*What to do:* Reproduce the full listing that appears beneath this instruction exactly.

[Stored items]
====
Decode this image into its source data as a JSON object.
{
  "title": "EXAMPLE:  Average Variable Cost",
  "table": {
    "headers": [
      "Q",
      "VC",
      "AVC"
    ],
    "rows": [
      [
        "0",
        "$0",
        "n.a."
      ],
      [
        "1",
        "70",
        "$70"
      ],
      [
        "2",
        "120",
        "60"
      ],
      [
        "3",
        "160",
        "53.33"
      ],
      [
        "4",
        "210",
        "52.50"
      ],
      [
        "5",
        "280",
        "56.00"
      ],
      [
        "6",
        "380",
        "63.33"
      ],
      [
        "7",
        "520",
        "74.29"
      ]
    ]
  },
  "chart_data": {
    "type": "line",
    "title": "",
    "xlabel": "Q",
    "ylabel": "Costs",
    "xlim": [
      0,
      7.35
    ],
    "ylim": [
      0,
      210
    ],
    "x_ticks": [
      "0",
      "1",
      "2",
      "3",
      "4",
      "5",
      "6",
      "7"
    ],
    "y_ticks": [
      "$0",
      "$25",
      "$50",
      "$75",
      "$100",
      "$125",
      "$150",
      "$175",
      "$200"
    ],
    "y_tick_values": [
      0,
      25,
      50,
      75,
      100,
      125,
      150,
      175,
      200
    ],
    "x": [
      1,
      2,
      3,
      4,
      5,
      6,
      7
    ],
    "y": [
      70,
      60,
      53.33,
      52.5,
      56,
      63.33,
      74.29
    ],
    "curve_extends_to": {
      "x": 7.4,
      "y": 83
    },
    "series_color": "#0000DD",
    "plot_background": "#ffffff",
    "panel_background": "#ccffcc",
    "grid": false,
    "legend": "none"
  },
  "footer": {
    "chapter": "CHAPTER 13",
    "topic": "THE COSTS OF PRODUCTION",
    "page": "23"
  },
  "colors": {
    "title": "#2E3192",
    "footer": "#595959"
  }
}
====
*Exercise answer:*
Decode this image into its source data as a JSON object.
{
  "title": "EXAMPLE:  Average Variable Cost",
  "table": {
    "headers": [
      "Q",
      "VC",
      "AVC"
    ],
    "rows": [
      [
        "0",
        "$0",
        "n.a."
      ],
      [
        "1",
        "70",
        "$70"
      ],
      [
        "2",
        "120",
        "60"
      ],
      [
        "3",
        "160",
        "53.33"
      ],
      [
        "4",
        "210",
        "52.50"
      ],
      [
        "5",
        "280",
        "56.00"
      ],
      [
        "6",
        "380",
        "63.33"
      ],
      [
        "7",
        "520",
        "74.29"
      ]
    ]
  },
  "chart_data": {
    "type": "line",
    "title": "",
    "xlabel": "Q",
    "ylabel": "Costs",
    "xlim": [
      0,
      7.35
    ],
    "ylim": [
      0,
      210
    ],
    "x_ticks": [
      "0",
      "1",
      "2",
      "3",
      "4",
      "5",
      "6",
      "7"
    ],
    "y_ticks": [
      "$0",
      "$25",
      "$50",
      "$75",
      "$100",
      "$125",
      "$150",
      "$175",
      "$200"
    ],
    "y_tick_values": [
      0,
      25,
      50,
      75,
      100,
      125,
      150,
      175,
      200
    ],
    "x": [
      1,
      2,
      3,
      4,
      5,
      6,
      7
    ],
    "y": [
      70,
      60,
      53.33,
      52.5,
      56,
      63.33,
      74.29
    ],
    "curve_extends_to": {
      "x": 7.4,
      "y": 83
    },
    "series_color": "#0000DD",
    "plot_background": "#ffffff",
    "panel_background": "#ccffcc",
    "grid": false,
    "legend": "none"
  },
  "footer": {
    "chapter": "CHAPTER 13",
    "topic": "THE COSTS OF PRODUCTION",
    "page": "23"
  },
  "colors": {
    "title": "#2E3192",
    "footer": "#595959"
  }
}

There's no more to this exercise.